→ Aim
Reproduce every line of the material below verbatim, keeping each character, space, and line break unchanged.
── Recorded information
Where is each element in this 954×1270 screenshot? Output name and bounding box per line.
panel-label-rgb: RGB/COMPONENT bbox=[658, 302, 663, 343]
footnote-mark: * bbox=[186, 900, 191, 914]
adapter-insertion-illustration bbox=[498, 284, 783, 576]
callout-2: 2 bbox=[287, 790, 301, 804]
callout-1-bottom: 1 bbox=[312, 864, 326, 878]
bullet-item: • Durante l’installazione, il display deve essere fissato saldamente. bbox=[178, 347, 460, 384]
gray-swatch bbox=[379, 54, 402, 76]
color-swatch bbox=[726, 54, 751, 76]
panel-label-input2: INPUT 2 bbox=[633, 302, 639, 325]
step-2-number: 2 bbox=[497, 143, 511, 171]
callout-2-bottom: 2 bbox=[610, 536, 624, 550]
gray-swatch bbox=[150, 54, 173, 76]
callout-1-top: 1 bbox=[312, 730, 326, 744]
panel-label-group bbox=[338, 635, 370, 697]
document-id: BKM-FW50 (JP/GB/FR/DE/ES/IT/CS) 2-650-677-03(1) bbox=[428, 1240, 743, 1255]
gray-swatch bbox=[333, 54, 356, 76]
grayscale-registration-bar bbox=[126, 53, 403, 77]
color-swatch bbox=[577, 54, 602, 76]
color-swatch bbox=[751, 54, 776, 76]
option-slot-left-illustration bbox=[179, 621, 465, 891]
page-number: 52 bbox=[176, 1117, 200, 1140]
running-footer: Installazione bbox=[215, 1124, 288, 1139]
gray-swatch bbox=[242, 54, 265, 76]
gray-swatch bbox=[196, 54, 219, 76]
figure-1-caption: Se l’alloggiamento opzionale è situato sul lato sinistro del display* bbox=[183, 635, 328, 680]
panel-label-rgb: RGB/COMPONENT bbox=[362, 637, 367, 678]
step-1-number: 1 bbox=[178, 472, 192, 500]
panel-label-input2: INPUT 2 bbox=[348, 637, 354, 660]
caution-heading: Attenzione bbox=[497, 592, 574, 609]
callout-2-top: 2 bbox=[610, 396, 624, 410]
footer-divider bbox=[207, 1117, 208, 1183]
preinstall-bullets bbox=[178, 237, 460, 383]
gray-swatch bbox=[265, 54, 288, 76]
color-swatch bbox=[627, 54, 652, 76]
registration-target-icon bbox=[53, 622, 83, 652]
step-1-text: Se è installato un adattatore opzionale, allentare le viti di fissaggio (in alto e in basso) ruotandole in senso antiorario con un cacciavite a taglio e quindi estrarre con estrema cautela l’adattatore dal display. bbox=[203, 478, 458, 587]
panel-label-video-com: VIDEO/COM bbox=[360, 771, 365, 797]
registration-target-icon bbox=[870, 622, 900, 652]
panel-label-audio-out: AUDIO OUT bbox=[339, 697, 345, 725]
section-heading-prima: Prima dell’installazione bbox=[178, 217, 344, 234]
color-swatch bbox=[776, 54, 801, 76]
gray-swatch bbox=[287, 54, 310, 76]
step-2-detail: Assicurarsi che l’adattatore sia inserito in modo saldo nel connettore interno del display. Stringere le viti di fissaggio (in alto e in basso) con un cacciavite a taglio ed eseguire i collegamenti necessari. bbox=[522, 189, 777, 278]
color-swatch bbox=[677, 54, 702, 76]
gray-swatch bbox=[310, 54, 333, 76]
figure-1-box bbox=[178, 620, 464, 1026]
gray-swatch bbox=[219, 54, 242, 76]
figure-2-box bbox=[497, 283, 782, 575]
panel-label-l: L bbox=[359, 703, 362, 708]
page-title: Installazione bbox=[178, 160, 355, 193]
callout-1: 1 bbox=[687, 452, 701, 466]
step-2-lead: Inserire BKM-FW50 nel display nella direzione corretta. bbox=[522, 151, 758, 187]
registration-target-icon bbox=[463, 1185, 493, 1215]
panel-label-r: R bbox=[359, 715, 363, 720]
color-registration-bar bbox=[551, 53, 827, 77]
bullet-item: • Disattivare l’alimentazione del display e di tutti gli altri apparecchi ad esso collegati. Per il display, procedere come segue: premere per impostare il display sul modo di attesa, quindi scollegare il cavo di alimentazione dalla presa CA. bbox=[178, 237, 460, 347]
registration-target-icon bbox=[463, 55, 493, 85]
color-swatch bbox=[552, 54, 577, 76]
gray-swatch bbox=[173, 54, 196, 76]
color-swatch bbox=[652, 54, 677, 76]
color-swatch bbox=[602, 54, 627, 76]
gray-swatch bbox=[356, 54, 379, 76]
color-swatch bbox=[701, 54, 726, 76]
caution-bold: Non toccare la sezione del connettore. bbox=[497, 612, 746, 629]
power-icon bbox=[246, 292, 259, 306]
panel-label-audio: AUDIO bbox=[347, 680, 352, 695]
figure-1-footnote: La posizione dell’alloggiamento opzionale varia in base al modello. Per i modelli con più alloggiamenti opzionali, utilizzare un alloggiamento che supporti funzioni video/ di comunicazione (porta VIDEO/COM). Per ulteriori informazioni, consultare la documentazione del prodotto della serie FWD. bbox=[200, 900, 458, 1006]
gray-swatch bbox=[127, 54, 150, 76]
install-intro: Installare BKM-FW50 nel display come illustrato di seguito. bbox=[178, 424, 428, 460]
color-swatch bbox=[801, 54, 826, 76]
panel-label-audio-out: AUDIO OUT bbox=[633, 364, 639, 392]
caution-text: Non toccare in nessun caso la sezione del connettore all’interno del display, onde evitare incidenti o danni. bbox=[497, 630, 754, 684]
────
→ Task answer
Where is each element in this 954×1270 screenshot? Output name and bounding box per line.
panel-label-rgb: RGB/COMPONENT bbox=[658, 302, 663, 343]
footnote-mark: * bbox=[186, 900, 191, 914]
adapter-insertion-illustration bbox=[498, 284, 783, 576]
callout-2: 2 bbox=[287, 790, 301, 804]
callout-1-bottom: 1 bbox=[312, 864, 326, 878]
bullet-item: • Durante l’installazione, il display deve essere fissato saldamente. bbox=[178, 347, 460, 384]
gray-swatch bbox=[379, 54, 402, 76]
color-swatch bbox=[726, 54, 751, 76]
panel-label-input2: INPUT 2 bbox=[633, 302, 639, 325]
step-2-number: 2 bbox=[497, 143, 511, 171]
callout-2-bottom: 2 bbox=[610, 536, 624, 550]
gray-swatch bbox=[150, 54, 173, 76]
callout-1-top: 1 bbox=[312, 730, 326, 744]
panel-label-group bbox=[338, 635, 370, 697]
document-id: BKM-FW50 (JP/GB/FR/DE/ES/IT/CS) 2-650-677-03(1) bbox=[428, 1240, 743, 1255]
gray-swatch bbox=[333, 54, 356, 76]
grayscale-registration-bar bbox=[126, 53, 403, 77]
color-swatch bbox=[577, 54, 602, 76]
color-swatch bbox=[751, 54, 776, 76]
option-slot-left-illustration bbox=[179, 621, 465, 891]
page-number: 52 bbox=[176, 1117, 200, 1140]
running-footer: Installazione bbox=[215, 1124, 288, 1139]
gray-swatch bbox=[242, 54, 265, 76]
gray-swatch bbox=[196, 54, 219, 76]
figure-1-caption: Se l’alloggiamento opzionale è situato sul lato sinistro del display* bbox=[183, 635, 328, 680]
panel-label-rgb: RGB/COMPONENT bbox=[362, 637, 367, 678]
step-1-number: 1 bbox=[178, 472, 192, 500]
panel-label-input2: INPUT 2 bbox=[348, 637, 354, 660]
caution-heading: Attenzione bbox=[497, 592, 574, 609]
callout-2-top: 2 bbox=[610, 396, 624, 410]
footer-divider bbox=[207, 1117, 208, 1183]
preinstall-bullets bbox=[178, 237, 460, 383]
gray-swatch bbox=[265, 54, 288, 76]
color-swatch bbox=[627, 54, 652, 76]
registration-target-icon bbox=[53, 622, 83, 652]
step-1-text: Se è installato un adattatore opzionale, allentare le viti di fissaggio (in alto e in basso) ruotandole in senso antiorario con un cacciavite a taglio e quindi estrarre con estrema cautela l’adattatore dal display. bbox=[203, 478, 458, 587]
panel-label-video-com: VIDEO/COM bbox=[360, 771, 365, 797]
registration-target-icon bbox=[870, 622, 900, 652]
panel-label-audio-out: AUDIO OUT bbox=[339, 697, 345, 725]
section-heading-prima: Prima dell’installazione bbox=[178, 217, 344, 234]
color-swatch bbox=[776, 54, 801, 76]
gray-swatch bbox=[287, 54, 310, 76]
step-2-detail: Assicurarsi che l’adattatore sia inserito in modo saldo nel connettore interno del display. Stringere le viti di fissaggio (in alto e in basso) con un cacciavite a taglio ed eseguire i collegamenti necessari. bbox=[522, 189, 777, 278]
color-swatch bbox=[677, 54, 702, 76]
gray-swatch bbox=[310, 54, 333, 76]
figure-1-box bbox=[178, 620, 464, 1026]
gray-swatch bbox=[219, 54, 242, 76]
figure-2-box bbox=[497, 283, 782, 575]
panel-label-l: L bbox=[359, 703, 362, 708]
page-title: Installazione bbox=[178, 160, 355, 193]
callout-1: 1 bbox=[687, 452, 701, 466]
step-2-lead: Inserire BKM-FW50 nel display nella direzione corretta. bbox=[522, 151, 758, 187]
registration-target-icon bbox=[463, 1185, 493, 1215]
panel-label-r: R bbox=[359, 715, 363, 720]
color-registration-bar bbox=[551, 53, 827, 77]
bullet-item: • Disattivare l’alimentazione del display e di tutti gli altri apparecchi ad esso collegati. Per il display, procedere come segue: premere per impostare il display sul modo di attesa, quindi scollegare il cavo di alimentazione dalla presa CA. bbox=[178, 237, 460, 347]
registration-target-icon bbox=[463, 55, 493, 85]
color-swatch bbox=[552, 54, 577, 76]
gray-swatch bbox=[173, 54, 196, 76]
color-swatch bbox=[652, 54, 677, 76]
color-swatch bbox=[602, 54, 627, 76]
gray-swatch bbox=[356, 54, 379, 76]
color-swatch bbox=[701, 54, 726, 76]
caution-bold: Non toccare la sezione del connettore. bbox=[497, 612, 746, 629]
power-icon bbox=[246, 292, 259, 306]
panel-label-audio: AUDIO bbox=[347, 680, 352, 695]
figure-1-footnote: La posizione dell’alloggiamento opzionale varia in base al modello. Per i modelli con più alloggiamenti opzionali, utilizzare un alloggiamento che supporti funzioni video/ di comunicazione (porta VIDEO/COM). Per ulteriori informazioni, consultare la documentazione del prodotto della serie FWD. bbox=[200, 900, 458, 1006]
gray-swatch bbox=[127, 54, 150, 76]
install-intro: Installare BKM-FW50 nel display come illustrato di seguito. bbox=[178, 424, 428, 460]
color-swatch bbox=[801, 54, 826, 76]
panel-label-audio-out: AUDIO OUT bbox=[633, 364, 639, 392]
caution-text: Non toccare in nessun caso la sezione del connettore all’interno del display, onde evitare incidenti o danni. bbox=[497, 630, 754, 684]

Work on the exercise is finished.